● Written request: Wherever a line holds the word "摩天轮用数对", copy that line out.

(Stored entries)
[start]

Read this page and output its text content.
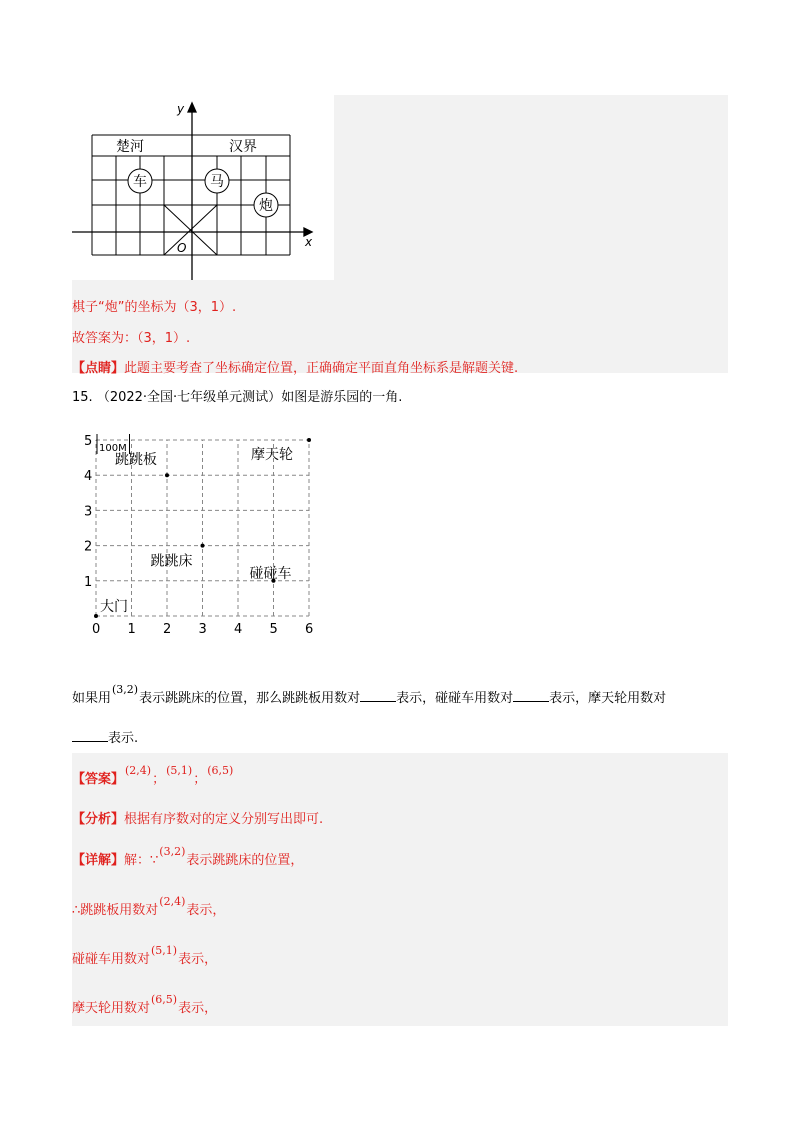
y
x
O
楚河	汉界
车	马
炮
棋子“炮”的坐标为（3，1）.
故答案为：（3，1）.
【点睛】此题主要考查了坐标确定位置，正确确定平面直角坐标系是解题关键.
15. （2022·全国·七年级单元测试）如图是游乐园的一角.
100M
0 1 2 3 4 5 6
1
2
3
4
5
跳跳板
跳跳床
碰碰车
摩天轮
大门
如果用(3,2)表示跳跳床的位置，那么跳跳板用数对	表示，碰碰车用数对	表示，摩天轮用数对
表示.
【答案】(2,4)；(5,1)；(6,5)
【分析】根据有序数对的定义分别写出即可.
【详解】解：∵(3,2)表示跳跳床的位置，
∴跳跳板用数对(2,4)表示，
碰碰车用数对(5,1)表示，
摩天轮用数对(6,5)表示，
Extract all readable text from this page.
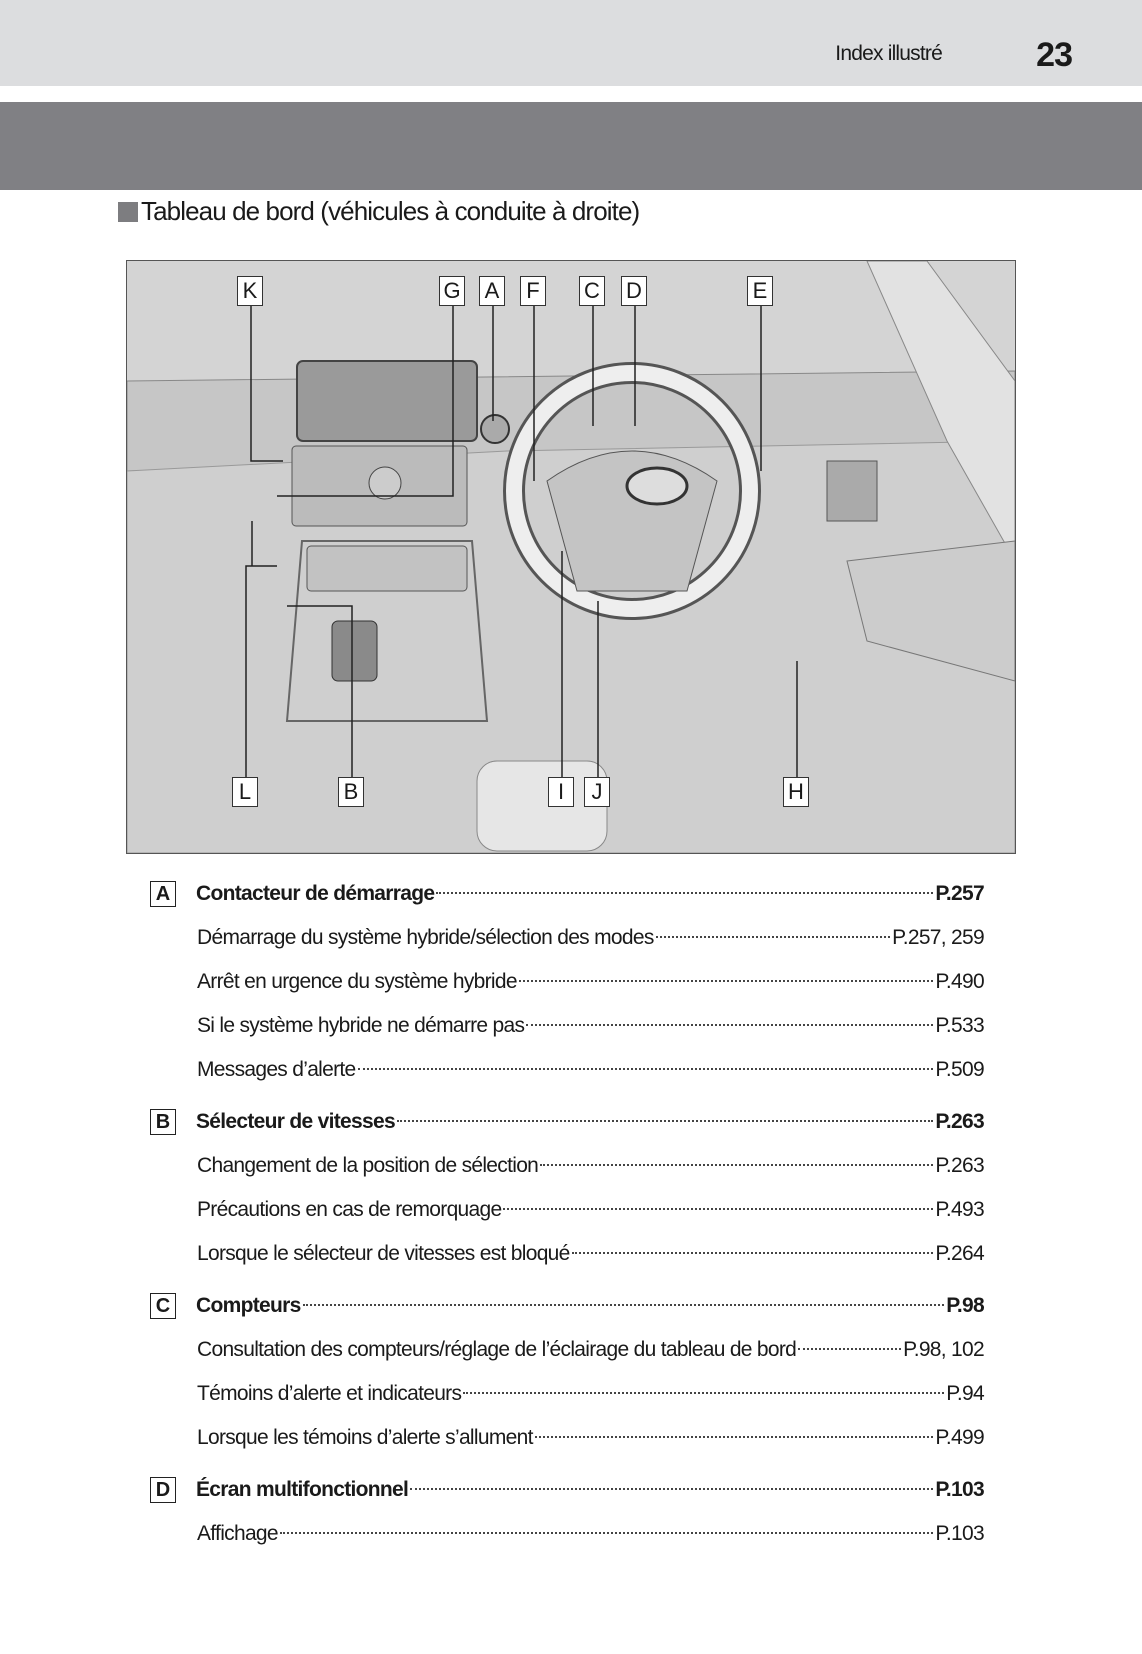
Index illustré	23
Tableau de bord (véhicules à conduite à droite)
K	G A F C D	E
L	B	I	J	H
A Contacteur de démarrage	P.257
Démarrage du système hybride/sélection des modes	P.257, 259
Arrêt en urgence du système hybride	P.490
Si le système hybride ne démarre pas	P.533
Messages d’alerte	P.509
B Sélecteur de vitesses	P.263
Changement de la position de sélection	P.263
Précautions en cas de remorquage	P.493
Lorsque le sélecteur de vitesses est bloqué	P.264
C Compteurs	P.98
Consultation des compteurs/réglage de l’éclairage du tableau de bord	P.98, 102
Témoins d’alerte et indicateurs	P.94
Lorsque les témoins d’alerte s’allument	P.499
D Écran multifonctionnel	P.103
Affichage	P.103
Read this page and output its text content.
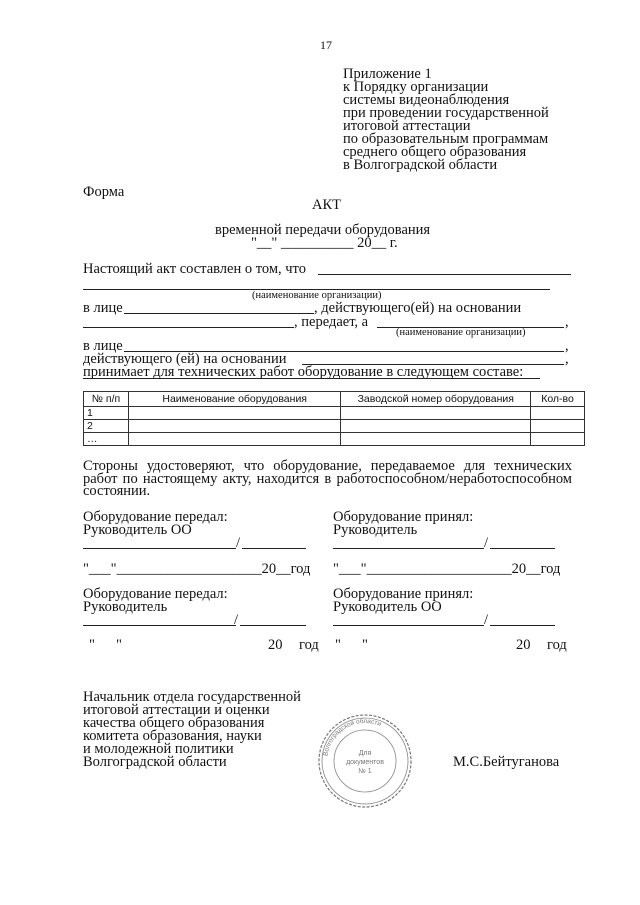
17
Приложение 1
к Порядку организации
системы видеонаблюдения
при проведении государственной
итоговой аттестации
по образовательным программам
среднего общего образования
в Волгоградской области
Форма
АКТ
временной передачи оборудования
"__" __________ 20__ г.
Настоящий акт составлен о том, что
(наименование организации)
в лице	, действующего(ей) на основании
, передает, а	,
(наименование организации)
в лице	,
действующего (ей) на основании	,
принимает для технических работ оборудование в следующем составе:
№ п/п	Наименование оборудования	Заводской номер оборудования	Кол-во
1			
2			
…			
Стороны удостоверяют, что оборудование, передаваемое для технических
работ по настоящему акту, находится в работоспособном/неработоспособном
состоянии.
Оборудование передал:
Руководитель ОО
Оборудование принял:
Руководитель
/	/
"___"____________________20__год "___"____________________20__год
Оборудование передал:
Руководитель
Оборудование принял:
Руководитель ОО
/	/
" "	20 год " "	20 год
Начальник отдела государственной
итоговой аттестации и оценки
качества общего образования
комитета образования, науки
и молодежной политики
Волгоградской области	М.С.Бейтуганова
Волгоградской области
Для
документов
№ 1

[end]

● Answer in full:
如果用(3,2)表示跳跳床的位置，那么跳跳板用数对	表示，碰碰车用数对	表示，摩天轮用数对
摩天轮用数对(6,5)表示，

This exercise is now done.